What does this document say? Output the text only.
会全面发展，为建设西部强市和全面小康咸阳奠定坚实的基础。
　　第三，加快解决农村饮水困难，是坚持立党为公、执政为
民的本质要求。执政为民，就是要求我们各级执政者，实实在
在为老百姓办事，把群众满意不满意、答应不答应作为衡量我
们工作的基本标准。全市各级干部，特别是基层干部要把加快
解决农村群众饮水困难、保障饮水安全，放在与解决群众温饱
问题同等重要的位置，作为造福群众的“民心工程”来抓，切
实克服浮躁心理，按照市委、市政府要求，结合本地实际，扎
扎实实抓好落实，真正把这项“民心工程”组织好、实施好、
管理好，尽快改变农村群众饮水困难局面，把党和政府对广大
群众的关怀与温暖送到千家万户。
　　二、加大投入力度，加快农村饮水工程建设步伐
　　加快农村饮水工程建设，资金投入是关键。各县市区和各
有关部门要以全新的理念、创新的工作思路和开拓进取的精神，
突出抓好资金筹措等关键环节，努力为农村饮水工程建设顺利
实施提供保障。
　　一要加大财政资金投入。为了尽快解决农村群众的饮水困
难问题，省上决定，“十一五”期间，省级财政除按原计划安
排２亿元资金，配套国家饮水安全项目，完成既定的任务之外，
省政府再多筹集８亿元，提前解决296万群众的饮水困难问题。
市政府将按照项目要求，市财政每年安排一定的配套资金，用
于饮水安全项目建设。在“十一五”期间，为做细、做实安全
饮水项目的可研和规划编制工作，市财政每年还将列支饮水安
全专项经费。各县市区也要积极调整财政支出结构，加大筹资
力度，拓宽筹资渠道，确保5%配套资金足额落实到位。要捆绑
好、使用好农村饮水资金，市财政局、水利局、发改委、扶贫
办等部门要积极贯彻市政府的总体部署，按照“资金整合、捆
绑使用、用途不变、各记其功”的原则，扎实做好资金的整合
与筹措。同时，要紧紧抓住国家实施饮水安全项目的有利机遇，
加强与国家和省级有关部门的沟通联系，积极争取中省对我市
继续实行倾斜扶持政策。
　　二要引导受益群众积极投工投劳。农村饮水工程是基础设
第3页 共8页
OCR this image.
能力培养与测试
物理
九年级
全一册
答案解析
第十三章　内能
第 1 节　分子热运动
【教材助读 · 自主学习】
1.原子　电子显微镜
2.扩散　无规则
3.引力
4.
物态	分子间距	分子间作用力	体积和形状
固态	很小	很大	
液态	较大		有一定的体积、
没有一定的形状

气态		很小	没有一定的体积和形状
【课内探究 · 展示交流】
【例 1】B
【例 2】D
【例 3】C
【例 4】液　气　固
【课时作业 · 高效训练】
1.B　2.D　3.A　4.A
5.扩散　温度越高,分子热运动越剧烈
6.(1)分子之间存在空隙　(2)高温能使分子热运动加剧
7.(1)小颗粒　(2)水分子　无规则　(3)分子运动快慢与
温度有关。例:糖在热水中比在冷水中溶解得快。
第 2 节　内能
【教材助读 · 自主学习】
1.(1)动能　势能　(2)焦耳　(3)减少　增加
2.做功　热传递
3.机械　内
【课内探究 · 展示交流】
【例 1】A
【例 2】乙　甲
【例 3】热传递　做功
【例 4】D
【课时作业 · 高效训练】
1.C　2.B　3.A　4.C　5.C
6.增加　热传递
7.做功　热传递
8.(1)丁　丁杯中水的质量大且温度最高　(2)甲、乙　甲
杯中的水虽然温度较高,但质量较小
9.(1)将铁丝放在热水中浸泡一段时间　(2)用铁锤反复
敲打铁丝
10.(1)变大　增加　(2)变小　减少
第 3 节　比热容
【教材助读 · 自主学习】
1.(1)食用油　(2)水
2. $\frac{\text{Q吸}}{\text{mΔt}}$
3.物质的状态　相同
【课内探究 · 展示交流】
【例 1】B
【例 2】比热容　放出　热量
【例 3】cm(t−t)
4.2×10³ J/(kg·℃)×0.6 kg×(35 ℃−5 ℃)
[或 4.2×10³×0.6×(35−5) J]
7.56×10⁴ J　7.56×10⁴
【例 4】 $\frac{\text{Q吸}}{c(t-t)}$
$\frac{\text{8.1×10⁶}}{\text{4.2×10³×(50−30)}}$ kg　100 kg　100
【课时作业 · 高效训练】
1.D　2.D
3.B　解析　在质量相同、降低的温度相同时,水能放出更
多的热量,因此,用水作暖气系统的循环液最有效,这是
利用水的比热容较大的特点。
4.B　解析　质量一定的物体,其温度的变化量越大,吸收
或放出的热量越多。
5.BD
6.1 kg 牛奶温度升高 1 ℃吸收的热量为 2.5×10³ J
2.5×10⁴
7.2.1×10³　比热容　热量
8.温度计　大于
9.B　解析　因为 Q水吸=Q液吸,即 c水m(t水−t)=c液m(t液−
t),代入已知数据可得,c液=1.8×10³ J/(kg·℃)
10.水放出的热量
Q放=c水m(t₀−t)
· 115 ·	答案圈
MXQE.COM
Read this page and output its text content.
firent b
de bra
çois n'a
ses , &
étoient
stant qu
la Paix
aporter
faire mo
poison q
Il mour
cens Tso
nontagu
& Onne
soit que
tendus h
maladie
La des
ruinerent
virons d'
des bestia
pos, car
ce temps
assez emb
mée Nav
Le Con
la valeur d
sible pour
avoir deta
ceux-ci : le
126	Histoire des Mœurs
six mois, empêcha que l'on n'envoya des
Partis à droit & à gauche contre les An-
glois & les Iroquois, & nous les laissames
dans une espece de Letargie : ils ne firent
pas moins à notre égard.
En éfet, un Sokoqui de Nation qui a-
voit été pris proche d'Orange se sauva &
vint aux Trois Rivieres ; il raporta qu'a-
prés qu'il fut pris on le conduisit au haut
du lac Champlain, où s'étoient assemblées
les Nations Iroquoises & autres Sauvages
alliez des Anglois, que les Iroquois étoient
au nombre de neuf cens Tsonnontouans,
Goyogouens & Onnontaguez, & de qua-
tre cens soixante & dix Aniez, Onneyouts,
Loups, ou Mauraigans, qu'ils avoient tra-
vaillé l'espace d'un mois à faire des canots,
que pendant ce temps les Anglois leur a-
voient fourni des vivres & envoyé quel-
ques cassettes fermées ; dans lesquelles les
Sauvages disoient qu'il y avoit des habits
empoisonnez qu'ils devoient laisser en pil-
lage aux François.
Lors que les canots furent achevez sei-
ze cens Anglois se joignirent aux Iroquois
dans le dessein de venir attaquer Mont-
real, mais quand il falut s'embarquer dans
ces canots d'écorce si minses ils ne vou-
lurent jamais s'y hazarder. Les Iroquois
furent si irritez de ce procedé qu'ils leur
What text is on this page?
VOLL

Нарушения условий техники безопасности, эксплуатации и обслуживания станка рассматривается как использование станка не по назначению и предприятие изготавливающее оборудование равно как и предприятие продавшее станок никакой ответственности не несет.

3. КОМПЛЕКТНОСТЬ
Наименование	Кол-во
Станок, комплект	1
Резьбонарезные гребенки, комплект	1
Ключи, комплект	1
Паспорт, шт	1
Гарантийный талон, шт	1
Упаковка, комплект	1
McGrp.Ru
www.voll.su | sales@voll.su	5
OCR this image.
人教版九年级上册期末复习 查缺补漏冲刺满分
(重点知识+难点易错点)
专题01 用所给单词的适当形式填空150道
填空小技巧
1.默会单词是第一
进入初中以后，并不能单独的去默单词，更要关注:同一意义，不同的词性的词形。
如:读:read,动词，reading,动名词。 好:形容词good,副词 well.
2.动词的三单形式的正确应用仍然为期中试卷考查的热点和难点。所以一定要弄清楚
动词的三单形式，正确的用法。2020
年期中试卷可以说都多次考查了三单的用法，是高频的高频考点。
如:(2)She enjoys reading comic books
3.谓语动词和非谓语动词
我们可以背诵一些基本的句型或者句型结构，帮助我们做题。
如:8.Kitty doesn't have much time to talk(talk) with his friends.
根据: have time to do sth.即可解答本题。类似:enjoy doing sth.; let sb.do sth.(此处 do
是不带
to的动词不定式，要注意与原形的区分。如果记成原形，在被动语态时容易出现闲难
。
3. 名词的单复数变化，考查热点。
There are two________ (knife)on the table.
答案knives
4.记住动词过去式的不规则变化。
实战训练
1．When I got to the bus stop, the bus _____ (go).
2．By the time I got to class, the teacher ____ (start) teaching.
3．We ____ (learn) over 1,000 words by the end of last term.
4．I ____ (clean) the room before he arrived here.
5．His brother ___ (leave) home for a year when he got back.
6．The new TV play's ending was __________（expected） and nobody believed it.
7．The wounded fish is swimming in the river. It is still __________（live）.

-- -- --

## What this task involves
Return exactly the lines from the one containing "What text is on this page?" through the last line of the records above, both included, and nothing else.

## Result
What text is on this page?
VOLL

Нарушения условий техники безопасности, эксплуатации и обслуживания станка рассматривается как использование станка не по назначению и предприятие изготавливающее оборудование равно как и предприятие продавшее станок никакой ответственности не несет.

3. КОМПЛЕКТНОСТЬ
Наименование	Кол-во
Станок, комплект	1
Резьбонарезные гребенки, комплект	1
Ключи, комплект	1
Паспорт, шт	1
Гарантийный талон, шт	1
Упаковка, комплект	1
McGrp.Ru
www.voll.su | sales@voll.su	5
OCR this image.
人教版九年级上册期末复习 查缺补漏冲刺满分
(重点知识+难点易错点)
专题01 用所给单词的适当形式填空150道
填空小技巧
1.默会单词是第一
进入初中以后，并不能单独的去默单词，更要关注:同一意义，不同的词性的词形。
如:读:read,动词，reading,动名词。 好:形容词good,副词 well.
2.动词的三单形式的正确应用仍然为期中试卷考查的热点和难点。所以一定要弄清楚
动词的三单形式，正确的用法。2020
年期中试卷可以说都多次考查了三单的用法，是高频的高频考点。
如:(2)She enjoys reading comic books
3.谓语动词和非谓语动词
我们可以背诵一些基本的句型或者句型结构，帮助我们做题。
如:8.Kitty doesn't have much time to talk(talk) with his friends.
根据: have time to do sth.即可解答本题。类似:enjoy doing sth.; let sb.do sth.(此处 do
是不带
to的动词不定式，要注意与原形的区分。如果记成原形，在被动语态时容易出现闲难
。
3. 名词的单复数变化，考查热点。
There are two________ (knife)on the table.
答案knives
4.记住动词过去式的不规则变化。
实战训练
1．When I got to the bus stop, the bus _____ (go).
2．By the time I got to class, the teacher ____ (start) teaching.
3．We ____ (learn) over 1,000 words by the end of last term.
4．I ____ (clean) the room before he arrived here.
5．His brother ___ (leave) home for a year when he got back.
6．The new TV play's ending was __________（expected） and nobody believed it.
7．The wounded fish is swimming in the river. It is still __________（live）.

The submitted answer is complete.